■ **TASK BRIEF**:
Find and copy each line of the records where the string "Príklad" shows up.

** START OF DATA FOR THIS EXERCISE **

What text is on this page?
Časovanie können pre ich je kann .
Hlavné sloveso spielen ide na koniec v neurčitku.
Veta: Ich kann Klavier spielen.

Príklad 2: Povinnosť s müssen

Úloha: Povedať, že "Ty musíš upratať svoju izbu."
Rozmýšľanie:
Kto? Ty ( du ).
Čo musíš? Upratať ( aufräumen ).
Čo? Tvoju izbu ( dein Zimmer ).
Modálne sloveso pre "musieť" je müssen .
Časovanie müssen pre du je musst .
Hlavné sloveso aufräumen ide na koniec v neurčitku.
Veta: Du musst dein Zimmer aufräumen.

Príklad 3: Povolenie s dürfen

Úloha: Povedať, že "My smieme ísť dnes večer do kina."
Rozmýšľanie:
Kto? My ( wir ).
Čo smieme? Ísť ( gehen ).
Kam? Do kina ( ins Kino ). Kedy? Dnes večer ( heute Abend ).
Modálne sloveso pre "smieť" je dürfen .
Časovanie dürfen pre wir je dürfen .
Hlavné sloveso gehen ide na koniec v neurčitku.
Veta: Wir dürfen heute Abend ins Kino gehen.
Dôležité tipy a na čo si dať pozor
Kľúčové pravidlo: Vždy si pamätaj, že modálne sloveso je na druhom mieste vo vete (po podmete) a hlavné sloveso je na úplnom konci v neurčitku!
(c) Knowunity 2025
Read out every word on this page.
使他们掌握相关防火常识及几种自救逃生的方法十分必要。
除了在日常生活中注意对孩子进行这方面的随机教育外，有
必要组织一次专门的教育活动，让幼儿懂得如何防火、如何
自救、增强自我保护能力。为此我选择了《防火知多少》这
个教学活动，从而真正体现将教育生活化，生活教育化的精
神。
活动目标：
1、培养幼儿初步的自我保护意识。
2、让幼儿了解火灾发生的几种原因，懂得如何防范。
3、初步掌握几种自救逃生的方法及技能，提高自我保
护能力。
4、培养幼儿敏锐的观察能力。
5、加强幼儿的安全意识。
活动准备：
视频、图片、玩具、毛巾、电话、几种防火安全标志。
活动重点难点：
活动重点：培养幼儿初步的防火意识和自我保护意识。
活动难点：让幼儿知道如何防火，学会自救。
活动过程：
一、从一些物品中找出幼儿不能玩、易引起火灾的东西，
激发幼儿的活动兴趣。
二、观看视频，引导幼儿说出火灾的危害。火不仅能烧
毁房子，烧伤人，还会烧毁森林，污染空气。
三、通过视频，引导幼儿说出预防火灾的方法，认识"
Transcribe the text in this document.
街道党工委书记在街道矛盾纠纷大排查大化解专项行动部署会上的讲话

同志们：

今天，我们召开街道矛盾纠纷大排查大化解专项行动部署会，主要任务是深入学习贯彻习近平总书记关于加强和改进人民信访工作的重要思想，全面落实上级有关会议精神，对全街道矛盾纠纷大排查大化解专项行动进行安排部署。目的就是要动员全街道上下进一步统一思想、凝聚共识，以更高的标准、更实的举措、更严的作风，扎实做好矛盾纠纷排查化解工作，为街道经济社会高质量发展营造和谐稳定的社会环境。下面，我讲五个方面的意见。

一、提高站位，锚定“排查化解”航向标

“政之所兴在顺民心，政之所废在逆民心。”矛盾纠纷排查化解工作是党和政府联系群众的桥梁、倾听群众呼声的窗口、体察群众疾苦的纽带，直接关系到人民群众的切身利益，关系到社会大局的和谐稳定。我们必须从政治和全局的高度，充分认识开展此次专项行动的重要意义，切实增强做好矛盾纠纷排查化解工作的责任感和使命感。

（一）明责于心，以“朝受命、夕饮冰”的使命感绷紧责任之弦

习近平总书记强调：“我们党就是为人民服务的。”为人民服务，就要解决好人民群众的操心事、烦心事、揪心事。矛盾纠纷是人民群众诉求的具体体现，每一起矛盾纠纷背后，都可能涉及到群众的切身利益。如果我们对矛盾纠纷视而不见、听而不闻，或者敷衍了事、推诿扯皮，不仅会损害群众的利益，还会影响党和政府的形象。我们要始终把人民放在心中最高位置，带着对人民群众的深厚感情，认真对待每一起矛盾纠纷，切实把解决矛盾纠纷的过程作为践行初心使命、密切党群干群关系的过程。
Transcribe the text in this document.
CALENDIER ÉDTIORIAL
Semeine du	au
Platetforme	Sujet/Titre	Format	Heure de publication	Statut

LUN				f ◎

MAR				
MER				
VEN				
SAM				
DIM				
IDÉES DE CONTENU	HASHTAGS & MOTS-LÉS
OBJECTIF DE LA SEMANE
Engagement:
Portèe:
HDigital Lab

** END OF DATA FOR THIS EXERCISE **

■ **TASK RESULT**:
Príklad 2: Povinnosť s müssen
Príklad 3: Povolenie s dürfen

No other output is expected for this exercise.